• Requirement
Identify each line holding the string "JSON" and copy it.

• Data entries
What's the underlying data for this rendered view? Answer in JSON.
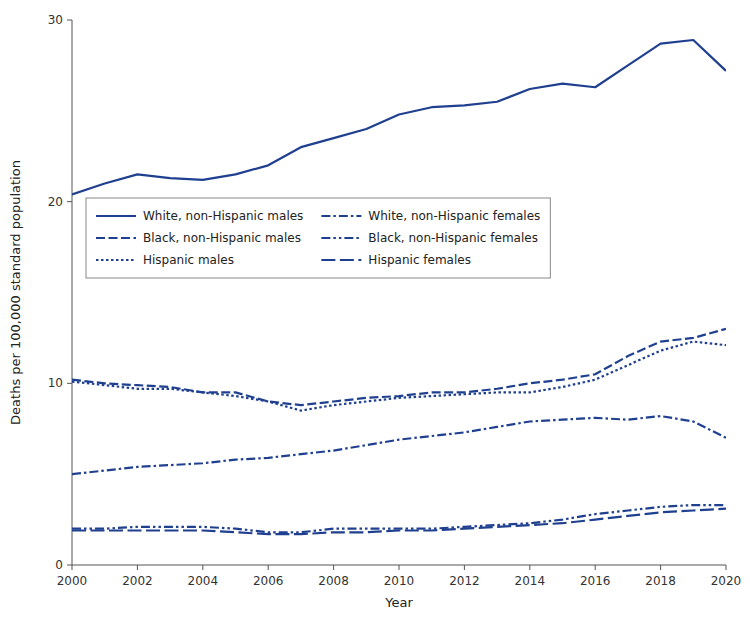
{
  "chart_data": {
    "type": "line",
    "x": [
      2000,
      2001,
      2002,
      2003,
      2004,
      2005,
      2006,
      2007,
      2008,
      2009,
      2010,
      2011,
      2012,
      2013,
      2014,
      2015,
      2016,
      2017,
      2018,
      2019,
      2020
    ],
    "xlabel": "Year",
    "ylabel": "Deaths per 100,000 standard population",
    "xlim": [
      2000,
      2020
    ],
    "xticks": [
      2000,
      2002,
      2004,
      2006,
      2008,
      2010,
      2012,
      2014,
      2016,
      2018,
      2020
    ],
    "ylim": [
      0,
      30
    ],
    "yticks": [
      0,
      10,
      20,
      30
    ],
    "grid": false,
    "legend": "upper left",
    "series": [
      {
        "name": "White, non-Hispanic males",
        "color": "#1f3f8f",
        "line_style": "solid",
        "values": [
          20.4,
          21.0,
          21.5,
          21.3,
          21.2,
          21.5,
          22.0,
          23.0,
          23.5,
          24.0,
          24.8,
          25.2,
          25.3,
          25.5,
          26.2,
          26.5,
          26.3,
          27.5,
          28.7,
          28.9,
          27.2
        ]
      },
      {
        "name": "Black, non-Hispanic males",
        "color": "#1f3f8f",
        "line_style": "dashed",
        "values": [
          10.2,
          10.0,
          9.9,
          9.8,
          9.5,
          9.5,
          9.0,
          8.8,
          9.0,
          9.2,
          9.3,
          9.5,
          9.5,
          9.7,
          10.0,
          10.2,
          10.5,
          11.5,
          12.3,
          12.5,
          13.0
        ]
      },
      {
        "name": "Hispanic males",
        "color": "#1f3f8f",
        "line_style": "dotted",
        "values": [
          10.1,
          9.9,
          9.7,
          9.7,
          9.5,
          9.3,
          9.0,
          8.5,
          8.8,
          9.0,
          9.2,
          9.3,
          9.4,
          9.5,
          9.5,
          9.8,
          10.2,
          11.0,
          11.8,
          12.3,
          12.1
        ]
      },
      {
        "name": "White, non-Hispanic females",
        "color": "#1f3f8f",
        "line_style": "dash_dot",
        "values": [
          5.0,
          5.2,
          5.4,
          5.5,
          5.6,
          5.8,
          5.9,
          6.1,
          6.3,
          6.6,
          6.9,
          7.1,
          7.3,
          7.6,
          7.9,
          8.0,
          8.1,
          8.0,
          8.2,
          7.9,
          7.0
        ]
      },
      {
        "name": "Black, non-Hispanic females",
        "color": "#1f3f8f",
        "line_style": "dash_dot_dot",
        "values": [
          2.0,
          2.0,
          2.1,
          2.1,
          2.1,
          2.0,
          1.8,
          1.8,
          2.0,
          2.0,
          2.0,
          2.0,
          2.1,
          2.2,
          2.3,
          2.5,
          2.8,
          3.0,
          3.2,
          3.3,
          3.3
        ]
      },
      {
        "name": "Hispanic females",
        "color": "#1f3f8f",
        "line_style": "long_dash",
        "values": [
          1.9,
          1.9,
          1.9,
          1.9,
          1.9,
          1.8,
          1.7,
          1.7,
          1.8,
          1.8,
          1.9,
          1.9,
          2.0,
          2.1,
          2.2,
          2.3,
          2.5,
          2.7,
          2.9,
          3.0,
          3.1
        ]
      }
    ]
  }
}
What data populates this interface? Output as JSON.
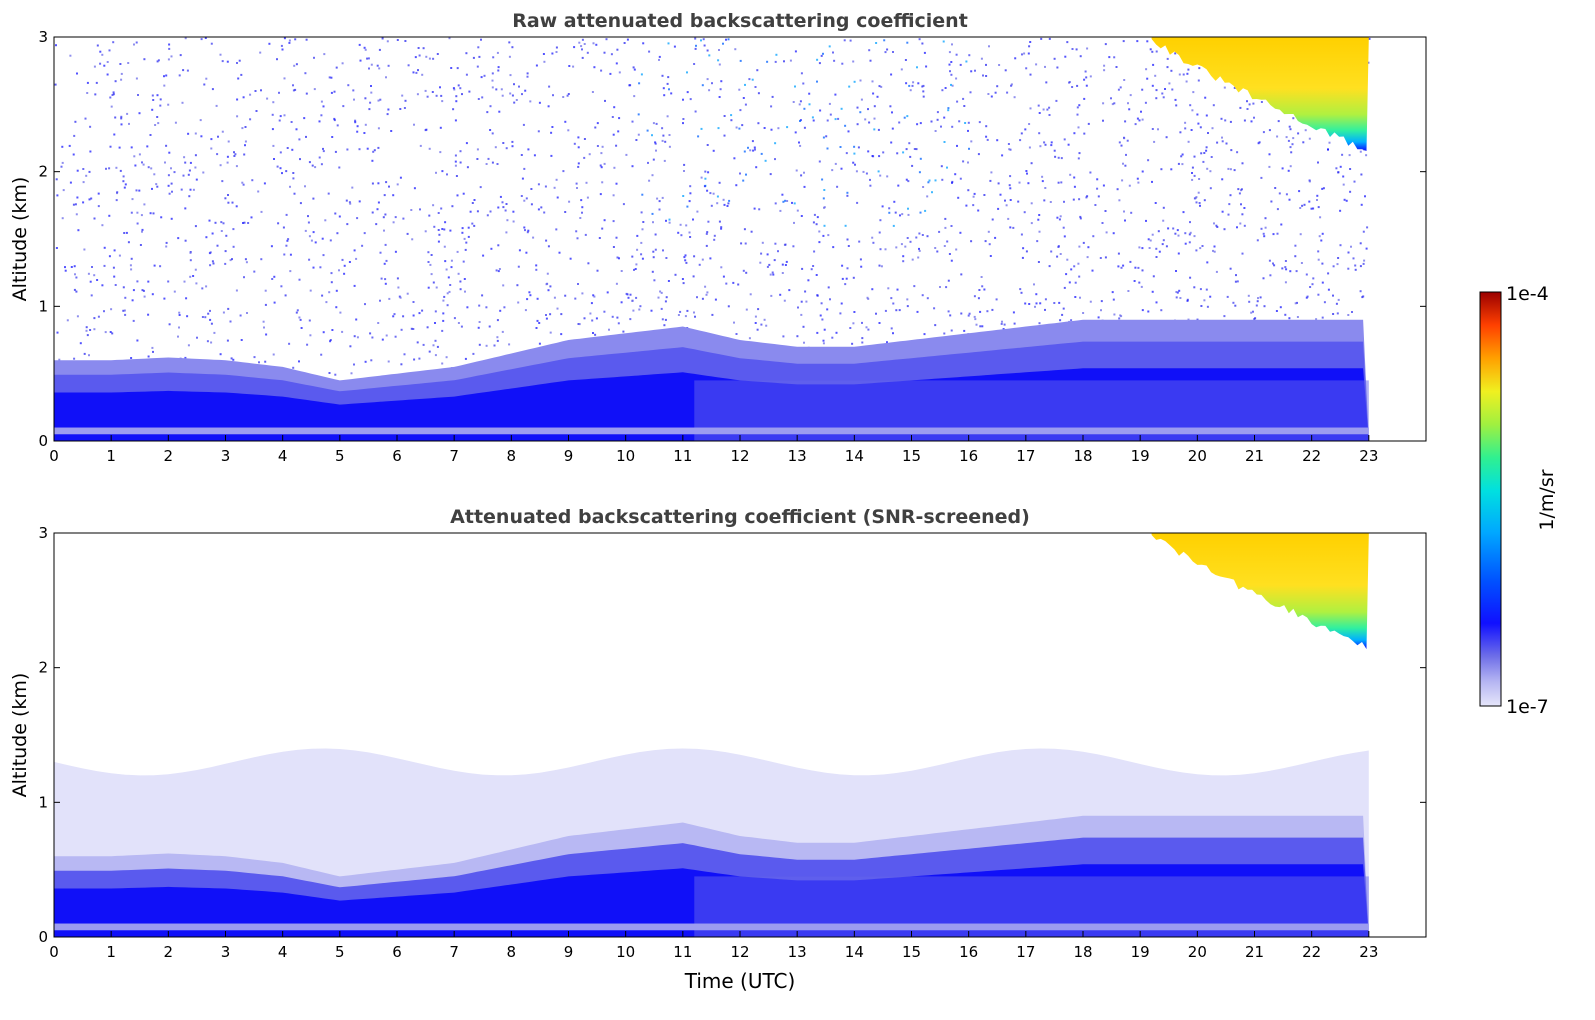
{
  "chart_data": [
    {
      "type": "heatmap",
      "title": "Raw attenuated backscattering coefficient",
      "xlabel": "",
      "ylabel": "Altitude (km)",
      "xlim": [
        0,
        24
      ],
      "ylim": [
        0,
        3
      ],
      "xticks": [
        "0",
        "1",
        "2",
        "3",
        "4",
        "5",
        "6",
        "7",
        "8",
        "9",
        "10",
        "11",
        "12",
        "13",
        "14",
        "15",
        "16",
        "17",
        "18",
        "19",
        "20",
        "21",
        "22",
        "23"
      ],
      "yticks": [
        "0",
        "1",
        "2",
        "3"
      ],
      "data_time_range_utc": [
        0,
        23
      ],
      "features": [
        {
          "kind": "aerosol_boundary_layer",
          "start_utc": 0,
          "end_utc": 23,
          "top_km_by_hour": [
            0.6,
            0.6,
            0.62,
            0.6,
            0.55,
            0.45,
            0.5,
            0.55,
            0.65,
            0.75,
            0.8,
            0.85,
            0.75,
            0.7,
            0.7,
            0.75,
            0.8,
            0.85,
            0.9,
            0.9,
            0.9,
            0.9,
            0.9,
            0.9
          ]
        },
        {
          "kind": "cloud",
          "start_utc": 19.2,
          "end_utc": 23,
          "base_km_start": 3.0,
          "base_km_end": 2.15
        }
      ],
      "background": "noisy signal above boundary layer"
    },
    {
      "type": "heatmap",
      "title": "Attenuated backscattering coefficient (SNR-screened)",
      "xlabel": "Time (UTC)",
      "ylabel": "Altitude (km)",
      "xlim": [
        0,
        24
      ],
      "ylim": [
        0,
        3
      ],
      "xticks": [
        "0",
        "1",
        "2",
        "3",
        "4",
        "5",
        "6",
        "7",
        "8",
        "9",
        "10",
        "11",
        "12",
        "13",
        "14",
        "15",
        "16",
        "17",
        "18",
        "19",
        "20",
        "21",
        "22",
        "23"
      ],
      "yticks": [
        "0",
        "1",
        "2",
        "3"
      ],
      "data_time_range_utc": [
        0,
        23
      ],
      "features": [
        {
          "kind": "aerosol_boundary_layer",
          "start_utc": 0,
          "end_utc": 23,
          "top_km_by_hour": [
            0.6,
            0.6,
            0.62,
            0.6,
            0.55,
            0.45,
            0.5,
            0.55,
            0.65,
            0.75,
            0.8,
            0.85,
            0.75,
            0.7,
            0.7,
            0.75,
            0.8,
            0.85,
            0.9,
            0.9,
            0.9,
            0.9,
            0.9,
            0.9
          ]
        },
        {
          "kind": "residual_layer",
          "top_km": 1.3
        },
        {
          "kind": "cloud",
          "start_utc": 19.2,
          "end_utc": 23,
          "base_km_start": 3.0,
          "base_km_end": 2.15
        }
      ],
      "background": "screened (blank)"
    }
  ],
  "colorbar": {
    "label": "1/m/sr",
    "max_label": "1e-4",
    "min_label": "1e-7",
    "range": [
      1e-07,
      0.0001
    ],
    "scale": "log",
    "colors": [
      "#e6e6fa",
      "#c8c8f5",
      "#a0a0f0",
      "#7070e8",
      "#3c3cf0",
      "#0a0aff",
      "#0040ff",
      "#0080ff",
      "#00c0ff",
      "#00e6c8",
      "#40f080",
      "#a0f040",
      "#e6f020",
      "#ffe000",
      "#ffa000",
      "#ff5000",
      "#e01010",
      "#9a0000"
    ]
  }
}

• Finished answer
What's the underlying data for this rendered view? Answer in JSON.
What data populates this interface? Output as JSON.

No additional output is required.